• [Set problem] Filter out everything except lines holding "écran".

• [Exercise material]
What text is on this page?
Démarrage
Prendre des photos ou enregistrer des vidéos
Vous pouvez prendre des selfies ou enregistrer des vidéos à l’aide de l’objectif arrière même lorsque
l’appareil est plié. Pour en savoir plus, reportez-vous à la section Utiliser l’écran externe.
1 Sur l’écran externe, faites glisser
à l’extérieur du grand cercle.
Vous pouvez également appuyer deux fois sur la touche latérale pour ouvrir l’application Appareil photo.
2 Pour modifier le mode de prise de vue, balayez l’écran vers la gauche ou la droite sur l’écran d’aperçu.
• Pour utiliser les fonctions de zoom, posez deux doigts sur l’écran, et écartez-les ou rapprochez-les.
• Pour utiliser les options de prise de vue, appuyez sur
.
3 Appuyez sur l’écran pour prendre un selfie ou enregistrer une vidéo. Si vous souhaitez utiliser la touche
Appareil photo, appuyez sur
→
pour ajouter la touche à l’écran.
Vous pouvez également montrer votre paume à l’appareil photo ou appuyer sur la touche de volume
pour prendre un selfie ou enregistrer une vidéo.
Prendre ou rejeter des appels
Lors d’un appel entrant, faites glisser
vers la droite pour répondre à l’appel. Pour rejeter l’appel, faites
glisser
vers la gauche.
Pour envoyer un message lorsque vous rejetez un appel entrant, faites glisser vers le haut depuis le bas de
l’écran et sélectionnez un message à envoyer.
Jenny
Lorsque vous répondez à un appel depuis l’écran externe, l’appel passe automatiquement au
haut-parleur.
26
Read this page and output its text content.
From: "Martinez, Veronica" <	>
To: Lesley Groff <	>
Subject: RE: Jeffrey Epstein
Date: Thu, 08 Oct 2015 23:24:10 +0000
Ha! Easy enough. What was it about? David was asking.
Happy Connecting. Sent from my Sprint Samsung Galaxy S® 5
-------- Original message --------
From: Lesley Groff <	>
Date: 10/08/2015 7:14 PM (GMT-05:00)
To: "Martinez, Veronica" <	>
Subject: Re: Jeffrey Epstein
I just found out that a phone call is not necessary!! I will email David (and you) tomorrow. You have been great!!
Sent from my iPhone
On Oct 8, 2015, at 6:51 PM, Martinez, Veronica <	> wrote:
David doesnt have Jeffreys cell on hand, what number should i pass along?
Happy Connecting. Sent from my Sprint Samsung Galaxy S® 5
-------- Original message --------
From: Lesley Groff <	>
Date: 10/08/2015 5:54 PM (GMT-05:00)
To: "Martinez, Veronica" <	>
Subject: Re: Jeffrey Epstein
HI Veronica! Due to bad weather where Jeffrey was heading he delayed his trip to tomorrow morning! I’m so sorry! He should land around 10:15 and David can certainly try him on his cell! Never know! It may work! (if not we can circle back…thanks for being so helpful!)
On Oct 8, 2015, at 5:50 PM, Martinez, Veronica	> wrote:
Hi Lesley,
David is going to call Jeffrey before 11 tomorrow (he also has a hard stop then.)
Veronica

• [Complete response]
l’appareil est plié. Pour en savoir plus, reportez-vous à la section Utiliser l’écran externe.
1 Sur l’écran externe, faites glisser
2 Pour modifier le mode de prise de vue, balayez l’écran vers la gauche ou la droite sur l’écran d’aperçu.
• Pour utiliser les fonctions de zoom, posez deux doigts sur l’écran, et écartez-les ou rapprochez-les.
3 Appuyez sur l’écran pour prendre un selfie ou enregistrer une vidéo. Si vous souhaitez utiliser la touche
pour ajouter la touche à l’écran.
l’écran et sélectionnez un message à envoyer.
Lorsque vous répondez à un appel depuis l’écran externe, l’appel passe automatiquement au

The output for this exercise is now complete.